*EXERCISE TASK*: Return the entries below in their exact form, leaving the pictures out.

*PROVIDED MATERIAL*:
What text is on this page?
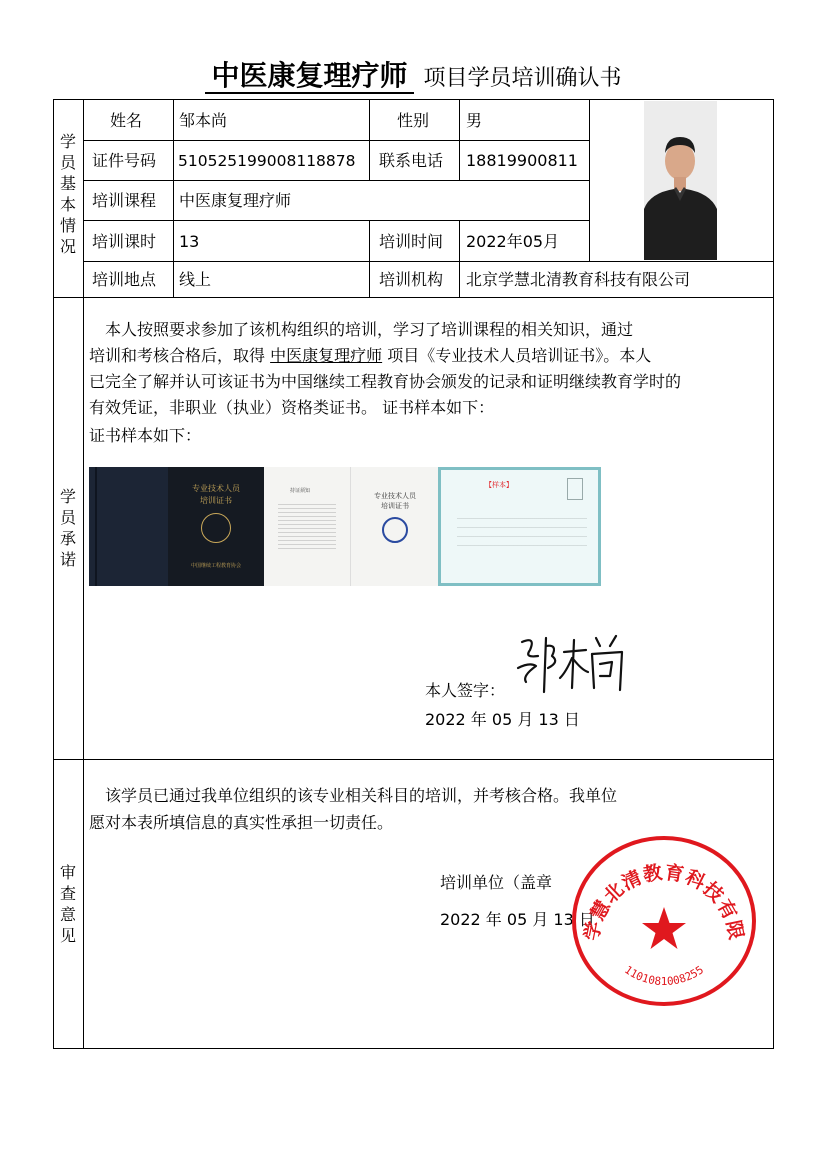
中医康复理疗师 项目学员培训确认书
学员基本情况
姓名 邹本尚	性别 男
证件号码 510525199008118878 联系电话 18819900811
培训课程 中医康复理疗师
培训课时 13	培训时间 2022年05月
培训地点 线上	培训机构 北京学慧北清教育科技有限公司
学员承诺
本人按照要求参加了该机构组织的培训，学习了培训课程的相关知识，通过
培训和考核合格后，取得 中医康复理疗师 项目《专业技术人员培训证书》。本人
已完全了解并认可该证书为中国继续工程教育协会颁发的记录和证明继续教育学时的
有效凭证，非职业（执业）资格类证书。 证书样本如下：
证书样本如下：
专业技术人员
培训证书
中国继续工程教育协会
持证须知
专业技术人员
培训证书
【样本】
本人签字：
2022 年 05 月 13 日
审查意见
该学员已通过我单位组织的该专业相关科目的培训，并考核合格。我单位
愿对本表所填信息的真实性承担一切责任。
培训单位（盖章
2022 年 05 月 13 日
学慧北清教育科技有限
1101081008255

*WRITTEN RESPONSE*:
What text is on this page?
中医康复理疗师 项目学员培训确认书
学员基本情况
姓名 邹本尚	性别 男
证件号码 510525199008118878 联系电话 18819900811
培训课程 中医康复理疗师
培训课时 13	培训时间 2022年05月
培训地点 线上	培训机构 北京学慧北清教育科技有限公司
学员承诺
本人按照要求参加了该机构组织的培训，学习了培训课程的相关知识，通过
培训和考核合格后，取得 中医康复理疗师 项目《专业技术人员培训证书》。本人
已完全了解并认可该证书为中国继续工程教育协会颁发的记录和证明继续教育学时的
有效凭证，非职业（执业）资格类证书。 证书样本如下：
证书样本如下：
专业技术人员
培训证书
中国继续工程教育协会
持证须知
专业技术人员
培训证书
【样本】
本人签字：
2022 年 05 月 13 日
审查意见
该学员已通过我单位组织的该专业相关科目的培训，并考核合格。我单位
愿对本表所填信息的真实性承担一切责任。
培训单位（盖章
2022 年 05 月 13 日
学慧北清教育科技有限
1101081008255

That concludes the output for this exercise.